**GIVEN TASK**
Give every entry again, word for word and in full.

>> begin

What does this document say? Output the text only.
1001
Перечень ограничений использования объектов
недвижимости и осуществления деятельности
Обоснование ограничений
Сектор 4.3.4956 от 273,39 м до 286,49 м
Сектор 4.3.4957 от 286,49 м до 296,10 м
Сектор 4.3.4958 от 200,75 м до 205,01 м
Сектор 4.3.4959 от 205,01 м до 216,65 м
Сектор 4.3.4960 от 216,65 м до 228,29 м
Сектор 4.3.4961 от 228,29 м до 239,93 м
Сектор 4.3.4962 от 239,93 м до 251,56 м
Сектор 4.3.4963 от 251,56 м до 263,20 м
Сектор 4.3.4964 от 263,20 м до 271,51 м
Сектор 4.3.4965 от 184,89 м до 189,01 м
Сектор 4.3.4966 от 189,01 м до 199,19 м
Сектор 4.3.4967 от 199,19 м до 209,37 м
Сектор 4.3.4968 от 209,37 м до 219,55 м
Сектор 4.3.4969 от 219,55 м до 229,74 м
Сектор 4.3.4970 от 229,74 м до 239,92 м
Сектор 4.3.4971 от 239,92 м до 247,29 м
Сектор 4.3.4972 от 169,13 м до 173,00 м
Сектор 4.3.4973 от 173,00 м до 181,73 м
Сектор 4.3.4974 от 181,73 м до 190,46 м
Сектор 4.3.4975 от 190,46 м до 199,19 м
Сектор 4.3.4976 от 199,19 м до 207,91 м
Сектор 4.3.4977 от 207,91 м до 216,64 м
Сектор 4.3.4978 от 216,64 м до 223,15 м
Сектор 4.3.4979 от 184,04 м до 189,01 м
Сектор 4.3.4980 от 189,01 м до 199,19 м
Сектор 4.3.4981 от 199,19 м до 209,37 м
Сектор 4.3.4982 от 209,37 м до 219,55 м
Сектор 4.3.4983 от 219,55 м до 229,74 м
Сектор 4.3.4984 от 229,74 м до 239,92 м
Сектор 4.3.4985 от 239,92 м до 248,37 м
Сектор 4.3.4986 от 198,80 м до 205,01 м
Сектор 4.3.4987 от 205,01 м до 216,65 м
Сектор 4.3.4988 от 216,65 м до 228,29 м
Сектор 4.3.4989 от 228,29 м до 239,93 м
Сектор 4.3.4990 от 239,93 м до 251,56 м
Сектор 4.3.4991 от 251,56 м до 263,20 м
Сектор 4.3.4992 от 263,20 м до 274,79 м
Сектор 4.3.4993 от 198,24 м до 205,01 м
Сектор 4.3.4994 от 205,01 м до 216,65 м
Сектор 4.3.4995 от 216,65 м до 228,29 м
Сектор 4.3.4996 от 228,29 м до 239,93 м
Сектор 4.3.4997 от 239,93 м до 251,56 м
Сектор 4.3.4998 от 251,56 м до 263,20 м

>> end

**REPLY TO THE EXERCISE**
What does this document say? Output the text only.
1001
Перечень ограничений использования объектов
недвижимости и осуществления деятельности
Обоснование ограничений
Сектор 4.3.4956 от 273,39 м до 286,49 м
Сектор 4.3.4957 от 286,49 м до 296,10 м
Сектор 4.3.4958 от 200,75 м до 205,01 м
Сектор 4.3.4959 от 205,01 м до 216,65 м
Сектор 4.3.4960 от 216,65 м до 228,29 м
Сектор 4.3.4961 от 228,29 м до 239,93 м
Сектор 4.3.4962 от 239,93 м до 251,56 м
Сектор 4.3.4963 от 251,56 м до 263,20 м
Сектор 4.3.4964 от 263,20 м до 271,51 м
Сектор 4.3.4965 от 184,89 м до 189,01 м
Сектор 4.3.4966 от 189,01 м до 199,19 м
Сектор 4.3.4967 от 199,19 м до 209,37 м
Сектор 4.3.4968 от 209,37 м до 219,55 м
Сектор 4.3.4969 от 219,55 м до 229,74 м
Сектор 4.3.4970 от 229,74 м до 239,92 м
Сектор 4.3.4971 от 239,92 м до 247,29 м
Сектор 4.3.4972 от 169,13 м до 173,00 м
Сектор 4.3.4973 от 173,00 м до 181,73 м
Сектор 4.3.4974 от 181,73 м до 190,46 м
Сектор 4.3.4975 от 190,46 м до 199,19 м
Сектор 4.3.4976 от 199,19 м до 207,91 м
Сектор 4.3.4977 от 207,91 м до 216,64 м
Сектор 4.3.4978 от 216,64 м до 223,15 м
Сектор 4.3.4979 от 184,04 м до 189,01 м
Сектор 4.3.4980 от 189,01 м до 199,19 м
Сектор 4.3.4981 от 199,19 м до 209,37 м
Сектор 4.3.4982 от 209,37 м до 219,55 м
Сектор 4.3.4983 от 219,55 м до 229,74 м
Сектор 4.3.4984 от 229,74 м до 239,92 м
Сектор 4.3.4985 от 239,92 м до 248,37 м
Сектор 4.3.4986 от 198,80 м до 205,01 м
Сектор 4.3.4987 от 205,01 м до 216,65 м
Сектор 4.3.4988 от 216,65 м до 228,29 м
Сектор 4.3.4989 от 228,29 м до 239,93 м
Сектор 4.3.4990 от 239,93 м до 251,56 м
Сектор 4.3.4991 от 251,56 м до 263,20 м
Сектор 4.3.4992 от 263,20 м до 274,79 м
Сектор 4.3.4993 от 198,24 м до 205,01 м
Сектор 4.3.4994 от 205,01 м до 216,65 м
Сектор 4.3.4995 от 216,65 м до 228,29 м
Сектор 4.3.4996 от 228,29 м до 239,93 м
Сектор 4.3.4997 от 239,93 м до 251,56 м
Сектор 4.3.4998 от 251,56 м до 263,20 м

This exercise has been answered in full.